• **AIM OF THE EXERCISE**
Write out each record again exactly as it stands.

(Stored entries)
= = =
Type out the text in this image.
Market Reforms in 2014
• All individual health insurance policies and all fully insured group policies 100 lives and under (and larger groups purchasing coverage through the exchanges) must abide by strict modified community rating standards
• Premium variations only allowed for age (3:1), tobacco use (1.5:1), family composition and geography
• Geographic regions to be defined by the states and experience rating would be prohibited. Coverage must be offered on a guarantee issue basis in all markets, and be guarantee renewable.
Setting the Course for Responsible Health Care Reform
= = =
• **COMPLETE RESPONSE**
Type out the text in this image.
Market Reforms in 2014
• All individual health insurance policies and all fully insured group policies 100 lives and under (and larger groups purchasing coverage through the exchanges) must abide by strict modified community rating standards
• Premium variations only allowed for age (3:1), tobacco use (1.5:1), family composition and geography
• Geographic regions to be defined by the states and experience rating would be prohibited. Coverage must be offered on a guarantee issue basis in all markets, and be guarantee renewable.
Setting the Course for Responsible Health Care Reform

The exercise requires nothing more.